[Excerpt from a dataset]
┄┄┄┄┄┄┄┄┄┄┄┄┄┄┄┄┄┄┄┄

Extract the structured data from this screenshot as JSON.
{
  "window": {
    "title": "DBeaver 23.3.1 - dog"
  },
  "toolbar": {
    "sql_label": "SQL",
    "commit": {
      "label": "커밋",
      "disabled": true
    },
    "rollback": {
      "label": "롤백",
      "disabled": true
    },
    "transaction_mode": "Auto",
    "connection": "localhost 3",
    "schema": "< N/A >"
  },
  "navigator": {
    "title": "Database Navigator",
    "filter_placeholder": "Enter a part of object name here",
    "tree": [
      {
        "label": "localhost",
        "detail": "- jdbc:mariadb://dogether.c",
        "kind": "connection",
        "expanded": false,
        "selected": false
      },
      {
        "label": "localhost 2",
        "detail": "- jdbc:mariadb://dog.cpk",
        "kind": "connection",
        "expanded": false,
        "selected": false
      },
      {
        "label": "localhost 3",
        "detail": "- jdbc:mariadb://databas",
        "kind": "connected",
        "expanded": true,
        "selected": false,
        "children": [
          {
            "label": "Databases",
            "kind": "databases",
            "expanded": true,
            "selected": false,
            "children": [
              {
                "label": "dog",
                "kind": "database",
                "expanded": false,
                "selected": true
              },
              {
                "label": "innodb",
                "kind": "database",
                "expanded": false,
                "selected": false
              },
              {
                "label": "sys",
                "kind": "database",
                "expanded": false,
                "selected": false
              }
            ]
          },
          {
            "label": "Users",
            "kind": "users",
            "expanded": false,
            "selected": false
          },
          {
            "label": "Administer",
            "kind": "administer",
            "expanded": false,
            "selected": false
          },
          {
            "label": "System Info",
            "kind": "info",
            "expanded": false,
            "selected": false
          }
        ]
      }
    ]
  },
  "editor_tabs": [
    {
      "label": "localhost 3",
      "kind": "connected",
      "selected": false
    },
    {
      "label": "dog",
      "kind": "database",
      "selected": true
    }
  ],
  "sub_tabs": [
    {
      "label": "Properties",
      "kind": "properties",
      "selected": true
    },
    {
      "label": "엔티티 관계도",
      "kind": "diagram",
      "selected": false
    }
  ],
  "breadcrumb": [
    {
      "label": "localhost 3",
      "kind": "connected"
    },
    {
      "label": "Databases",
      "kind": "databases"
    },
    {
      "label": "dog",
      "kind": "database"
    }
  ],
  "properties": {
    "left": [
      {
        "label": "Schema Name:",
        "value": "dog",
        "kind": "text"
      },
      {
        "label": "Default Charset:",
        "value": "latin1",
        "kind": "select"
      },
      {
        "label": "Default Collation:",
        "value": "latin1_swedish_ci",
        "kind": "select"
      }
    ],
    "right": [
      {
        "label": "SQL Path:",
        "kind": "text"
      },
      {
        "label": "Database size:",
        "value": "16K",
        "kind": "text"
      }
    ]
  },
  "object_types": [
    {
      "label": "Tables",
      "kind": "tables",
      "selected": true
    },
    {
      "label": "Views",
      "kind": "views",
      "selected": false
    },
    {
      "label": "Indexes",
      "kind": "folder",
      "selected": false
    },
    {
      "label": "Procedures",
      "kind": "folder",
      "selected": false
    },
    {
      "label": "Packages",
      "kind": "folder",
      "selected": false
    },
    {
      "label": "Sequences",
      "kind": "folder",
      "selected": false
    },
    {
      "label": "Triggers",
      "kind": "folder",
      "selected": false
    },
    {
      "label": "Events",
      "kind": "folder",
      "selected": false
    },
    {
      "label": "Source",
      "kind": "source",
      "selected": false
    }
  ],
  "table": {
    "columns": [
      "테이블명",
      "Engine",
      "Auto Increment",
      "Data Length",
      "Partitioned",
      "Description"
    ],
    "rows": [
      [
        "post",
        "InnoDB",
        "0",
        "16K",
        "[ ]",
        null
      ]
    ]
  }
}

┄┄┄┄┄┄┄┄┄┄┄┄┄┄┄┄┄┄┄┄

Exercise directions → Type out the whole listing above again, exactly as it stands.

Response to the task →
Extract the structured data from this screenshot as JSON.
{
  "window": {
    "title": "DBeaver 23.3.1 - dog"
  },
  "toolbar": {
    "sql_label": "SQL",
    "commit": {
      "label": "커밋",
      "disabled": true
    },
    "rollback": {
      "label": "롤백",
      "disabled": true
    },
    "transaction_mode": "Auto",
    "connection": "localhost 3",
    "schema": "< N/A >"
  },
  "navigator": {
    "title": "Database Navigator",
    "filter_placeholder": "Enter a part of object name here",
    "tree": [
      {
        "label": "localhost",
        "detail": "- jdbc:mariadb://dogether.c",
        "kind": "connection",
        "expanded": false,
        "selected": false
      },
      {
        "label": "localhost 2",
        "detail": "- jdbc:mariadb://dog.cpk",
        "kind": "connection",
        "expanded": false,
        "selected": false
      },
      {
        "label": "localhost 3",
        "detail": "- jdbc:mariadb://databas",
        "kind": "connected",
        "expanded": true,
        "selected": false,
        "children": [
          {
            "label": "Databases",
            "kind": "databases",
            "expanded": true,
            "selected": false,
            "children": [
              {
                "label": "dog",
                "kind": "database",
                "expanded": false,
                "selected": true
              },
              {
                "label": "innodb",
                "kind": "database",
                "expanded": false,
                "selected": false
              },
              {
                "label": "sys",
                "kind": "database",
                "expanded": false,
                "selected": false
              }
            ]
          },
          {
            "label": "Users",
            "kind": "users",
            "expanded": false,
            "selected": false
          },
          {
            "label": "Administer",
            "kind": "administer",
            "expanded": false,
            "selected": false
          },
          {
            "label": "System Info",
            "kind": "info",
            "expanded": false,
            "selected": false
          }
        ]
      }
    ]
  },
  "editor_tabs": [
    {
      "label": "localhost 3",
      "kind": "connected",
      "selected": false
    },
    {
      "label": "dog",
      "kind": "database",
      "selected": true
    }
  ],
  "sub_tabs": [
    {
      "label": "Properties",
      "kind": "properties",
      "selected": true
    },
    {
      "label": "엔티티 관계도",
      "kind": "diagram",
      "selected": false
    }
  ],
  "breadcrumb": [
    {
      "label": "localhost 3",
      "kind": "connected"
    },
    {
      "label": "Databases",
      "kind": "databases"
    },
    {
      "label": "dog",
      "kind": "database"
    }
  ],
  "properties": {
    "left": [
      {
        "label": "Schema Name:",
        "value": "dog",
        "kind": "text"
      },
      {
        "label": "Default Charset:",
        "value": "latin1",
        "kind": "select"
      },
      {
        "label": "Default Collation:",
        "value": "latin1_swedish_ci",
        "kind": "select"
      }
    ],
    "right": [
      {
        "label": "SQL Path:",
        "kind": "text"
      },
      {
        "label": "Database size:",
        "value": "16K",
        "kind": "text"
      }
    ]
  },
  "object_types": [
    {
      "label": "Tables",
      "kind": "tables",
      "selected": true
    },
    {
      "label": "Views",
      "kind": "views",
      "selected": false
    },
    {
      "label": "Indexes",
      "kind": "folder",
      "selected": false
    },
    {
      "label": "Procedures",
      "kind": "folder",
      "selected": false
    },
    {
      "label": "Packages",
      "kind": "folder",
      "selected": false
    },
    {
      "label": "Sequences",
      "kind": "folder",
      "selected": false
    },
    {
      "label": "Triggers",
      "kind": "folder",
      "selected": false
    },
    {
      "label": "Events",
      "kind": "folder",
      "selected": false
    },
    {
      "label": "Source",
      "kind": "source",
      "selected": false
    }
  ],
  "table": {
    "columns": [
      "테이블명",
      "Engine",
      "Auto Increment",
      "Data Length",
      "Partitioned",
      "Description"
    ],
    "rows": [
      [
        "post",
        "InnoDB",
        "0",
        "16K",
        "[ ]",
        null
      ]
    ]
  }
}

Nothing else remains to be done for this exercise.